WHAT THE TASK REQUIRES: Count how many lines hold the word "this" and give that number as the whole answer.
··· WORKING DATA
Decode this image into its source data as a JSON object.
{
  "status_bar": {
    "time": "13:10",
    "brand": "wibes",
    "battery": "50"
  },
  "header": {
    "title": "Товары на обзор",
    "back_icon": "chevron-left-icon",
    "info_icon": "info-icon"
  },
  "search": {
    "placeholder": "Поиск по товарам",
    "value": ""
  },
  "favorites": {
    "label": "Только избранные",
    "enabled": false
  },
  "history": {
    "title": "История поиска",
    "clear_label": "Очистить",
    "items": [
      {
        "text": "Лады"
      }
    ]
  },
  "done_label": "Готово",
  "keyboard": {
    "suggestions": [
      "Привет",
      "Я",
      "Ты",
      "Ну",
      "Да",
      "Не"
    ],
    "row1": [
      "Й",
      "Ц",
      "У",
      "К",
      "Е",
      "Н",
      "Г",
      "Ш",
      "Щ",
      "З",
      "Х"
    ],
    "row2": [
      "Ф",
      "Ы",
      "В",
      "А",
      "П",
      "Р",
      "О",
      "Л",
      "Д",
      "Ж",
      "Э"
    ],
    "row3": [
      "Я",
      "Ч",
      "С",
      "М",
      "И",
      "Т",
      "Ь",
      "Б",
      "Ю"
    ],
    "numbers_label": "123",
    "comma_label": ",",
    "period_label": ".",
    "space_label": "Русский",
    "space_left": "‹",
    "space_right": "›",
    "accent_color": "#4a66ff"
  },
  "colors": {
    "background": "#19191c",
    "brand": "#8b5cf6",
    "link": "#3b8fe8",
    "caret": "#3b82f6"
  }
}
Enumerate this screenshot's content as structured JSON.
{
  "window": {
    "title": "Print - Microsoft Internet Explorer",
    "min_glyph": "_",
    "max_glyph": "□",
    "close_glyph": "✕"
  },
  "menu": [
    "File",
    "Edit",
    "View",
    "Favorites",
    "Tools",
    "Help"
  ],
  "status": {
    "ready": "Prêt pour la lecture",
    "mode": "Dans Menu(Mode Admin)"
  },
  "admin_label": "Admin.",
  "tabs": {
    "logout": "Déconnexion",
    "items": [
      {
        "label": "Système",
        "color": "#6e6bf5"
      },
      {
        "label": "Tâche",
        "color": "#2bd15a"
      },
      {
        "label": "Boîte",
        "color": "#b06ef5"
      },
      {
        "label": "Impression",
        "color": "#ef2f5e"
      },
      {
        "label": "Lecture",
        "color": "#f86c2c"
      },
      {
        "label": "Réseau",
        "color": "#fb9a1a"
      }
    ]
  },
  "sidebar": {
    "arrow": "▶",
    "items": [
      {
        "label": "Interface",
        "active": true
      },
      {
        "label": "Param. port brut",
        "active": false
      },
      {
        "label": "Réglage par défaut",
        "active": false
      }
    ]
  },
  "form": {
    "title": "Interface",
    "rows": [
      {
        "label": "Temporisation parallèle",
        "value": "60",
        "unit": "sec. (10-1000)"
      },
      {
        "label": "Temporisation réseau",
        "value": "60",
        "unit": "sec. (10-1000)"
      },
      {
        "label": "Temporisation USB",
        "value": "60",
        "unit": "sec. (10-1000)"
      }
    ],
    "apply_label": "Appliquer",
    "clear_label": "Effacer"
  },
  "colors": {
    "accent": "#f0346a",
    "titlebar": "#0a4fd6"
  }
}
······
TASK OUTPUT: 2